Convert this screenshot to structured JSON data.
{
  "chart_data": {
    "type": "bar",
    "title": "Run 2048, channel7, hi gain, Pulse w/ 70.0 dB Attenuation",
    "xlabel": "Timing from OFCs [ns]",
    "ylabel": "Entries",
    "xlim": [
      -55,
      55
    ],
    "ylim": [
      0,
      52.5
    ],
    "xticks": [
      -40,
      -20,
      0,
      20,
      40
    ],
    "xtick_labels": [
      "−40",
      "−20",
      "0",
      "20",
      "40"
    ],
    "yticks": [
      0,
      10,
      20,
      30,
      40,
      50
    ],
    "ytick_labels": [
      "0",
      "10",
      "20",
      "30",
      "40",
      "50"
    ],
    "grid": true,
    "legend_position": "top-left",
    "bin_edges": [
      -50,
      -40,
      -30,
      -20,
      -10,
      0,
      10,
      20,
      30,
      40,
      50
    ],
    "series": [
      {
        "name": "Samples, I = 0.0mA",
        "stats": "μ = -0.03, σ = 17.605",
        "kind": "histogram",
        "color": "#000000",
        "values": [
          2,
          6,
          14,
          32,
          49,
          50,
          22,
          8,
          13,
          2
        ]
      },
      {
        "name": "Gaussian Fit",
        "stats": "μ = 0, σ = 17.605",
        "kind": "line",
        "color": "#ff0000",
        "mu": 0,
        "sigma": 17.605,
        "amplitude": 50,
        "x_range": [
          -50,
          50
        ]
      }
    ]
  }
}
◆ ◆ ◆ ◆ ◆ ◆ ◆
▶ **Task brief**: All lines above with "name" in them should be returned.

▶ **Completed exercise**:
        "name": "Samples, I = 0.0mA",
        "name": "Gaussian Fit",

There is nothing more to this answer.